§ What is expected: Your task is to output the entries below word for word.

§ Dataset records:
Begin
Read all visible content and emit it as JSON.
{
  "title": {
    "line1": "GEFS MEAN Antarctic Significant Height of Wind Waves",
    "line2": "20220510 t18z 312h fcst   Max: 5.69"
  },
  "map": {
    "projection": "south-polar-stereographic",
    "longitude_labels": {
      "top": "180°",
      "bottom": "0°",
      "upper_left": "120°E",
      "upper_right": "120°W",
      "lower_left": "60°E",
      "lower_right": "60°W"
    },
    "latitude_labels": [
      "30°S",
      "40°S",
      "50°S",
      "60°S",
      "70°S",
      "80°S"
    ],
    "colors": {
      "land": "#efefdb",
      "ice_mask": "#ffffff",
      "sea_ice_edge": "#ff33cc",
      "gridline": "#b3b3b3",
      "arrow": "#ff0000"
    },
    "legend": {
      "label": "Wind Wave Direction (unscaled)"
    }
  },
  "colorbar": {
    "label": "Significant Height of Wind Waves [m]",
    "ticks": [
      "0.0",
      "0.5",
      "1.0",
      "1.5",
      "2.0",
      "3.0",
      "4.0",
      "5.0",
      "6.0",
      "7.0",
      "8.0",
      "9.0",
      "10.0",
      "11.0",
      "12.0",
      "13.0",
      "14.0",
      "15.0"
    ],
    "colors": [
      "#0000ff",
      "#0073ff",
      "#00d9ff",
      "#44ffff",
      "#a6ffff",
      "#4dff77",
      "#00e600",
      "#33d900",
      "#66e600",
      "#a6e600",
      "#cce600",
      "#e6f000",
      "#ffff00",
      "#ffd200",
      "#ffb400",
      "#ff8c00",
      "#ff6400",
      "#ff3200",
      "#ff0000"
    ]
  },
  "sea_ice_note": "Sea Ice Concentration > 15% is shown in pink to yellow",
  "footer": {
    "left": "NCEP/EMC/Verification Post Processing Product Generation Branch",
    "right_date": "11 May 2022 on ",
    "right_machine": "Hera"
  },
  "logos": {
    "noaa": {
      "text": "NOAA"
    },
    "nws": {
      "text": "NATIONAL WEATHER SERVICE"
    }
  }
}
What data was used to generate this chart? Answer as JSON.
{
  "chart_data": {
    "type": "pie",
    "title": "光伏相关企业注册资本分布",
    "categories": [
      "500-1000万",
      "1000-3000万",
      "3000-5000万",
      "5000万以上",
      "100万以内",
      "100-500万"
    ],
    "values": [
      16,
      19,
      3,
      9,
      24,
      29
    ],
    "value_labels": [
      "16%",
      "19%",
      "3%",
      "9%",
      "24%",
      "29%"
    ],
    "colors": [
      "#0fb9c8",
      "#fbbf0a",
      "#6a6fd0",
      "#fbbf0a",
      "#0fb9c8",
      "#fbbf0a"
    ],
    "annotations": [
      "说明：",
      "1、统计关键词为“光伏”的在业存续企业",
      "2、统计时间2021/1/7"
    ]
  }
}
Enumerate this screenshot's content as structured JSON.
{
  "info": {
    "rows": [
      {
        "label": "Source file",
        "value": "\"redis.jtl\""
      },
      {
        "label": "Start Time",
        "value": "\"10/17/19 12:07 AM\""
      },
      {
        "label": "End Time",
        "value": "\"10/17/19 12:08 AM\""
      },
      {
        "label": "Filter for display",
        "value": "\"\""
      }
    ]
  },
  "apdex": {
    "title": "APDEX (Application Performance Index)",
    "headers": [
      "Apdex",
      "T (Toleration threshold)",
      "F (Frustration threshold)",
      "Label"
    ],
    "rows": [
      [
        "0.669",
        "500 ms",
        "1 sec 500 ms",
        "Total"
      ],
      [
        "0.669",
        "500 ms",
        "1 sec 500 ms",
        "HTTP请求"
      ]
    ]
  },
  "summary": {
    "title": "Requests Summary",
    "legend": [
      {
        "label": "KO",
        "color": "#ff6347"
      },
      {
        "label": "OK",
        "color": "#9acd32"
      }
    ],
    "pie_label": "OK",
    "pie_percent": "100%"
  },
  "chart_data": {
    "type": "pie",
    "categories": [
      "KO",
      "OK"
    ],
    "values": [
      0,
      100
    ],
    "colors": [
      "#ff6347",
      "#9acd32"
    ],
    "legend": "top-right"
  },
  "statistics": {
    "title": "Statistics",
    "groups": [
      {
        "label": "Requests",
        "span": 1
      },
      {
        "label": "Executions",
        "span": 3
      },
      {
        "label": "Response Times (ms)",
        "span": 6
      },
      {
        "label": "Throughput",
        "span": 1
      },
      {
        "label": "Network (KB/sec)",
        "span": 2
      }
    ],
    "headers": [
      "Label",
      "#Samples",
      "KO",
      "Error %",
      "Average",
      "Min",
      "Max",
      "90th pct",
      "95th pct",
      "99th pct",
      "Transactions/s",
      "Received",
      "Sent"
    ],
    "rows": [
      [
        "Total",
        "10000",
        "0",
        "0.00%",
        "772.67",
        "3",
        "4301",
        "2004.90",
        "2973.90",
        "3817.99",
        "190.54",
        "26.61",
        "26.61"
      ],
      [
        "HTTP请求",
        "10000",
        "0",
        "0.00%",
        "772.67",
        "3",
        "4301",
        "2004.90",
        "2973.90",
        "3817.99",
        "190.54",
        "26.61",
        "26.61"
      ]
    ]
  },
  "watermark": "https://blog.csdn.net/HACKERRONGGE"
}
End
§ Answer below:
Read all visible content and emit it as JSON.
{
  "title": {
    "line1": "GEFS MEAN Antarctic Significant Height of Wind Waves",
    "line2": "20220510 t18z 312h fcst   Max: 5.69"
  },
  "map": {
    "projection": "south-polar-stereographic",
    "longitude_labels": {
      "top": "180°",
      "bottom": "0°",
      "upper_left": "120°E",
      "upper_right": "120°W",
      "lower_left": "60°E",
      "lower_right": "60°W"
    },
    "latitude_labels": [
      "30°S",
      "40°S",
      "50°S",
      "60°S",
      "70°S",
      "80°S"
    ],
    "colors": {
      "land": "#efefdb",
      "ice_mask": "#ffffff",
      "sea_ice_edge": "#ff33cc",
      "gridline": "#b3b3b3",
      "arrow": "#ff0000"
    },
    "legend": {
      "label": "Wind Wave Direction (unscaled)"
    }
  },
  "colorbar": {
    "label": "Significant Height of Wind Waves [m]",
    "ticks": [
      "0.0",
      "0.5",
      "1.0",
      "1.5",
      "2.0",
      "3.0",
      "4.0",
      "5.0",
      "6.0",
      "7.0",
      "8.0",
      "9.0",
      "10.0",
      "11.0",
      "12.0",
      "13.0",
      "14.0",
      "15.0"
    ],
    "colors": [
      "#0000ff",
      "#0073ff",
      "#00d9ff",
      "#44ffff",
      "#a6ffff",
      "#4dff77",
      "#00e600",
      "#33d900",
      "#66e600",
      "#a6e600",
      "#cce600",
      "#e6f000",
      "#ffff00",
      "#ffd200",
      "#ffb400",
      "#ff8c00",
      "#ff6400",
      "#ff3200",
      "#ff0000"
    ]
  },
  "sea_ice_note": "Sea Ice Concentration > 15% is shown in pink to yellow",
  "footer": {
    "left": "NCEP/EMC/Verification Post Processing Product Generation Branch",
    "right_date": "11 May 2022 on ",
    "right_machine": "Hera"
  },
  "logos": {
    "noaa": {
      "text": "NOAA"
    },
    "nws": {
      "text": "NATIONAL WEATHER SERVICE"
    }
  }
}
What data was used to generate this chart? Answer as JSON.
{
  "chart_data": {
    "type": "pie",
    "title": "光伏相关企业注册资本分布",
    "categories": [
      "500-1000万",
      "1000-3000万",
      "3000-5000万",
      "5000万以上",
      "100万以内",
      "100-500万"
    ],
    "values": [
      16,
      19,
      3,
      9,
      24,
      29
    ],
    "value_labels": [
      "16%",
      "19%",
      "3%",
      "9%",
      "24%",
      "29%"
    ],
    "colors": [
      "#0fb9c8",
      "#fbbf0a",
      "#6a6fd0",
      "#fbbf0a",
      "#0fb9c8",
      "#fbbf0a"
    ],
    "annotations": [
      "说明：",
      "1、统计关键词为“光伏”的在业存续企业",
      "2、统计时间2021/1/7"
    ]
  }
}
Enumerate this screenshot's content as structured JSON.
{
  "info": {
    "rows": [
      {
        "label": "Source file",
        "value": "\"redis.jtl\""
      },
      {
        "label": "Start Time",
        "value": "\"10/17/19 12:07 AM\""
      },
      {
        "label": "End Time",
        "value": "\"10/17/19 12:08 AM\""
      },
      {
        "label": "Filter for display",
        "value": "\"\""
      }
    ]
  },
  "apdex": {
    "title": "APDEX (Application Performance Index)",
    "headers": [
      "Apdex",
      "T (Toleration threshold)",
      "F (Frustration threshold)",
      "Label"
    ],
    "rows": [
      [
        "0.669",
        "500 ms",
        "1 sec 500 ms",
        "Total"
      ],
      [
        "0.669",
        "500 ms",
        "1 sec 500 ms",
        "HTTP请求"
      ]
    ]
  },
  "summary": {
    "title": "Requests Summary",
    "legend": [
      {
        "label": "KO",
        "color": "#ff6347"
      },
      {
        "label": "OK",
        "color": "#9acd32"
      }
    ],
    "pie_label": "OK",
    "pie_percent": "100%"
  },
  "chart_data": {
    "type": "pie",
    "categories": [
      "KO",
      "OK"
    ],
    "values": [
      0,
      100
    ],
    "colors": [
      "#ff6347",
      "#9acd32"
    ],
    "legend": "top-right"
  },
  "statistics": {
    "title": "Statistics",
    "groups": [
      {
        "label": "Requests",
        "span": 1
      },
      {
        "label": "Executions",
        "span": 3
      },
      {
        "label": "Response Times (ms)",
        "span": 6
      },
      {
        "label": "Throughput",
        "span": 1
      },
      {
        "label": "Network (KB/sec)",
        "span": 2
      }
    ],
    "headers": [
      "Label",
      "#Samples",
      "KO",
      "Error %",
      "Average",
      "Min",
      "Max",
      "90th pct",
      "95th pct",
      "99th pct",
      "Transactions/s",
      "Received",
      "Sent"
    ],
    "rows": [
      [
        "Total",
        "10000",
        "0",
        "0.00%",
        "772.67",
        "3",
        "4301",
        "2004.90",
        "2973.90",
        "3817.99",
        "190.54",
        "26.61",
        "26.61"
      ],
      [
        "HTTP请求",
        "10000",
        "0",
        "0.00%",
        "772.67",
        "3",
        "4301",
        "2004.90",
        "2973.90",
        "3817.99",
        "190.54",
        "26.61",
        "26.61"
      ]
    ]
  },
  "watermark": "https://blog.csdn.net/HACKERRONGGE"
}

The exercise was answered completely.